Exercise directions
Go through the entries below and collect each line with the string "praying" in it.

Supplied data
* * *

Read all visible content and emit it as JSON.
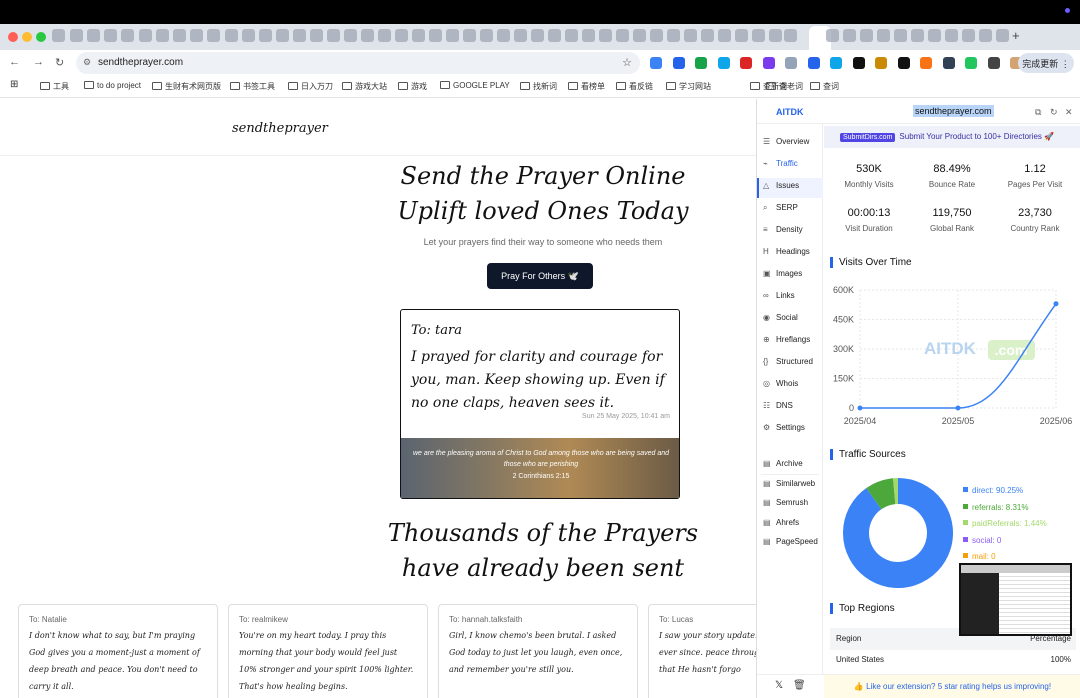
{
  "browser": {
    "url": "sendtheprayer.com",
    "update_label": "完成更新"
  },
  "bookmarks": [
    "工具",
    "to do project",
    "生财有术网页版",
    "书签工具",
    "日入万刀",
    "游戏大站",
    "游戏",
    "GOOGLE PLAY",
    "找新词",
    "看榜单",
    "看反链",
    "学习网站",
    "查新词",
    "查老词",
    "查词"
  ],
  "site": {
    "logo": "sendtheprayer",
    "hero_line1": "Send the Prayer Online",
    "hero_line2": "Uplift loved Ones Today",
    "subtitle": "Let your prayers find their way to someone who needs them",
    "cta": "Pray For Others 🕊️",
    "card": {
      "to": "To: tara",
      "message": "I prayed for clarity and courage for you, man. Keep showing up. Even if no one claps, heaven sees it.",
      "date": "Sun 25 May 2025, 10:41 am",
      "verse": "we are the pleasing aroma of Christ to God among those who are being saved and those who are perishing",
      "verse_ref": "2 Corinthians 2:15"
    },
    "section_line1": "Thousands of the Prayers",
    "section_line2": "have already been sent",
    "prayers": [
      {
        "to": "To: Natalie",
        "msg": "I don't know what to say, but I'm praying God gives you a moment-just a moment of deep breath and peace. You don't need to carry it all."
      },
      {
        "to": "To: realmikew",
        "msg": "You're on my heart today. I pray this morning that your body would feel just 10% stronger and your spirit 100% lighter. That's how healing begins."
      },
      {
        "to": "To: hannah.talksfaith",
        "msg": "Girl, I know chemo's been brutal. I asked God today to just let you laugh, even once, and remember you're still you."
      },
      {
        "to": "To: Lucas",
        "msg": "I saw your story update. praying for you ever since. peace through the pain a sign that He hasn't forgo"
      }
    ]
  },
  "panel": {
    "brand": "AITDK",
    "domain": "sendtheprayer.com",
    "nav": [
      "Overview",
      "Traffic",
      "Issues",
      "SERP",
      "Density",
      "Headings",
      "Images",
      "Links",
      "Social",
      "Hreflangs",
      "Structured",
      "Whois",
      "DNS",
      "Settings"
    ],
    "nav_icons": [
      "☰",
      "⌁",
      "△",
      "⌕",
      "≡",
      "H",
      "▣",
      "∞",
      "◉",
      "⊕",
      "{}",
      "◎",
      "☷",
      "⚙"
    ],
    "nav_ext": [
      "Archive",
      "Similarweb",
      "Semrush",
      "Ahrefs",
      "PageSpeed"
    ],
    "promo_badge": "SubmitDirs.com",
    "promo": "Submit Your Product to 100+ Directories",
    "stats": [
      {
        "value": "530K",
        "label": "Monthly Visits"
      },
      {
        "value": "88.49%",
        "label": "Bounce Rate"
      },
      {
        "value": "1.12",
        "label": "Pages Per Visit"
      },
      {
        "value": "00:00:13",
        "label": "Visit Duration"
      },
      {
        "value": "119,750",
        "label": "Global Rank"
      },
      {
        "value": "23,730",
        "label": "Country Rank"
      }
    ],
    "visits_title": "Visits Over Time",
    "watermark": "AITDK",
    "watermark_suffix": ".com",
    "sources_title": "Traffic Sources",
    "sources": [
      {
        "label": "direct: 90.25%",
        "value": 90.25,
        "color": "#3b82f6"
      },
      {
        "label": "referrals: 8.31%",
        "value": 8.31,
        "color": "#4ca83a"
      },
      {
        "label": "paidReferrals: 1.44%",
        "value": 1.44,
        "color": "#a3d96b"
      },
      {
        "label": "social: 0",
        "value": 0,
        "color": "#8b5cf6"
      },
      {
        "label": "mail: 0",
        "value": 0,
        "color": "#f59e0b"
      }
    ],
    "regions_title": "Top Regions",
    "regions_head": {
      "region": "Region",
      "pct": "Percentage"
    },
    "regions": [
      {
        "region": "United States",
        "pct": "100%"
      }
    ],
    "rating": "👍 Like our extension? 5 star rating helps us improving!"
  },
  "chart_data": {
    "type": "line",
    "x": [
      "2025/04",
      "2025/05",
      "2025/06"
    ],
    "y": [
      0,
      0,
      530000
    ],
    "yticks": [
      "0",
      "150K",
      "300K",
      "450K",
      "600K"
    ],
    "ylim": [
      0,
      600000
    ],
    "title": "Visits Over Time"
  }
}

* * *

Written solution
        "msg": "I don't know what to say, but I'm praying God gives you a moment-just a moment of deep breath and peace. You don't need to carry it all."
        "msg": "I saw your story update. praying for you ever since. peace through the pain a sign that He hasn't forgo"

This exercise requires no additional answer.